- **Do this**:
Search the data for the string "Significant" and extract every line where it appears.

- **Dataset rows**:
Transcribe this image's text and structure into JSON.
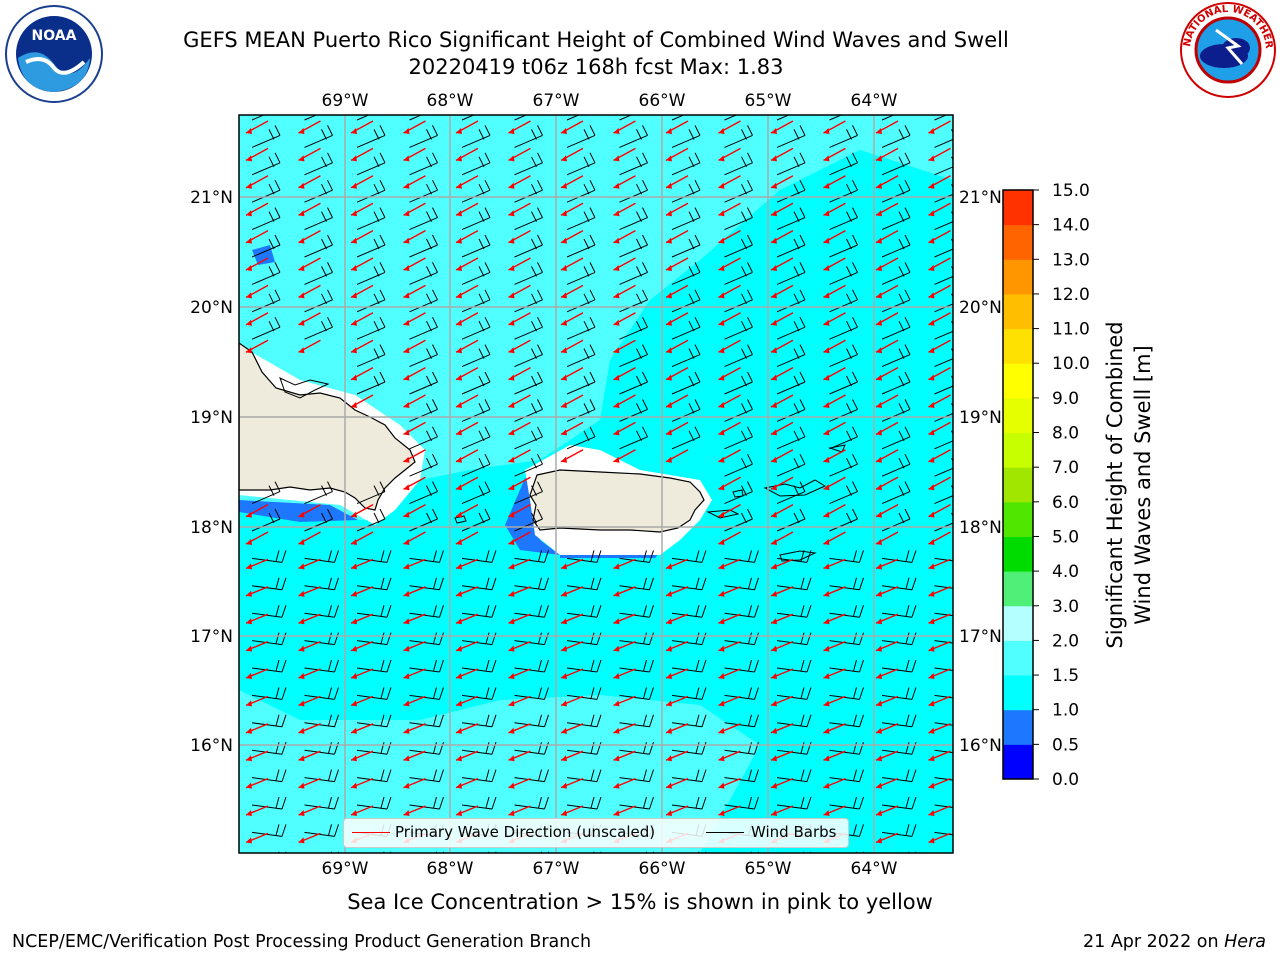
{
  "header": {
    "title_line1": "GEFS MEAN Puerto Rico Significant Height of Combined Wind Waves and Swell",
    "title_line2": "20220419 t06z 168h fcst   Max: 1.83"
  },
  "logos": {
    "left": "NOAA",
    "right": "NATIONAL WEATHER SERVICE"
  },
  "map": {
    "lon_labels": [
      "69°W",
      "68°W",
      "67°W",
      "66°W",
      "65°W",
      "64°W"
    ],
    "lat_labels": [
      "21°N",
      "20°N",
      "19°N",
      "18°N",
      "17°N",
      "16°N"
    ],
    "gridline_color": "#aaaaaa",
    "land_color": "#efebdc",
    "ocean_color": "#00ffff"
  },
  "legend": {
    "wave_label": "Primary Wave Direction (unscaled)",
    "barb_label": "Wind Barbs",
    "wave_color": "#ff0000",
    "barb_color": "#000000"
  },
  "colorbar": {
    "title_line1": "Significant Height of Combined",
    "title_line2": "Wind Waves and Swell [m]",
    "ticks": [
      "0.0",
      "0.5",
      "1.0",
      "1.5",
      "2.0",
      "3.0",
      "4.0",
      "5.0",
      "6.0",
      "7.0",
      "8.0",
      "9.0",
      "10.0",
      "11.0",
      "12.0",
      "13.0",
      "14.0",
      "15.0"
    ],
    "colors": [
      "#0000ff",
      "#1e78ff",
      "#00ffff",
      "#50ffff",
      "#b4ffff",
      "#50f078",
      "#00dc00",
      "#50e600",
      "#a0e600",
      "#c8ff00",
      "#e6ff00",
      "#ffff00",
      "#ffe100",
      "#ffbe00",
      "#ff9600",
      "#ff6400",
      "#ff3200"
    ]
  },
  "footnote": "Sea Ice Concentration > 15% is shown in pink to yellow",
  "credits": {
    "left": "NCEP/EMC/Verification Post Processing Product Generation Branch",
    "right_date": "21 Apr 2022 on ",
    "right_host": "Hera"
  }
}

- **Response**:
    "title_line1": "GEFS MEAN Puerto Rico Significant Height of Combined Wind Waves and Swell",
    "title_line1": "Significant Height of Combined",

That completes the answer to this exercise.